▶ **Brief**: Output every entry exactly as written.

Dataset rows about figures:
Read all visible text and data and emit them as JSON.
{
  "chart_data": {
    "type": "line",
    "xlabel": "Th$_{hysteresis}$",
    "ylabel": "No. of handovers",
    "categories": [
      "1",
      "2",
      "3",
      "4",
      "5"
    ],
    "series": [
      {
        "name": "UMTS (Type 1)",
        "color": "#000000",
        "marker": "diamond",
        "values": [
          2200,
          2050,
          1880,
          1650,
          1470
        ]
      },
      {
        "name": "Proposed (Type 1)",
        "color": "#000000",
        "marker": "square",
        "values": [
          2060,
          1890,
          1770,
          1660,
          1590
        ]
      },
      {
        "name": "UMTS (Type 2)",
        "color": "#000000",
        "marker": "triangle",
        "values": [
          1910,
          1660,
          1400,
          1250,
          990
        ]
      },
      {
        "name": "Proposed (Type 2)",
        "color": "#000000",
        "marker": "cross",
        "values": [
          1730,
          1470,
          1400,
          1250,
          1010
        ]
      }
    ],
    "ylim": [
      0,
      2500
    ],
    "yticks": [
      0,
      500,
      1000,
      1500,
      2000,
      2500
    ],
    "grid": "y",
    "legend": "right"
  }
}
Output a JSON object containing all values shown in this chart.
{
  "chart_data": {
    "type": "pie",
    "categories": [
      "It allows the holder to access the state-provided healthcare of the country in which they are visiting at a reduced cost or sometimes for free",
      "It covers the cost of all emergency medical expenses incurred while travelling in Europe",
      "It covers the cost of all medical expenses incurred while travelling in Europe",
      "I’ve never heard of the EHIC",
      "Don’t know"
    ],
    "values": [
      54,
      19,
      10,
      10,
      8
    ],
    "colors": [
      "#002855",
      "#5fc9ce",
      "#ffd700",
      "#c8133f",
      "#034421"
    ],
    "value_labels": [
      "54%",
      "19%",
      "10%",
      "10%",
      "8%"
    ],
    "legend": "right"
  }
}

▶ **Correct output**:
Read all visible text and data and emit them as JSON.
{
  "chart_data": {
    "type": "line",
    "xlabel": "Th$_{hysteresis}$",
    "ylabel": "No. of handovers",
    "categories": [
      "1",
      "2",
      "3",
      "4",
      "5"
    ],
    "series": [
      {
        "name": "UMTS (Type 1)",
        "color": "#000000",
        "marker": "diamond",
        "values": [
          2200,
          2050,
          1880,
          1650,
          1470
        ]
      },
      {
        "name": "Proposed (Type 1)",
        "color": "#000000",
        "marker": "square",
        "values": [
          2060,
          1890,
          1770,
          1660,
          1590
        ]
      },
      {
        "name": "UMTS (Type 2)",
        "color": "#000000",
        "marker": "triangle",
        "values": [
          1910,
          1660,
          1400,
          1250,
          990
        ]
      },
      {
        "name": "Proposed (Type 2)",
        "color": "#000000",
        "marker": "cross",
        "values": [
          1730,
          1470,
          1400,
          1250,
          1010
        ]
      }
    ],
    "ylim": [
      0,
      2500
    ],
    "yticks": [
      0,
      500,
      1000,
      1500,
      2000,
      2500
    ],
    "grid": "y",
    "legend": "right"
  }
}
Output a JSON object containing all values shown in this chart.
{
  "chart_data": {
    "type": "pie",
    "categories": [
      "It allows the holder to access the state-provided healthcare of the country in which they are visiting at a reduced cost or sometimes for free",
      "It covers the cost of all emergency medical expenses incurred while travelling in Europe",
      "It covers the cost of all medical expenses incurred while travelling in Europe",
      "I’ve never heard of the EHIC",
      "Don’t know"
    ],
    "values": [
      54,
      19,
      10,
      10,
      8
    ],
    "colors": [
      "#002855",
      "#5fc9ce",
      "#ffd700",
      "#c8133f",
      "#034421"
    ],
    "value_labels": [
      "54%",
      "19%",
      "10%",
      "10%",
      "8%"
    ],
    "legend": "right"
  }
}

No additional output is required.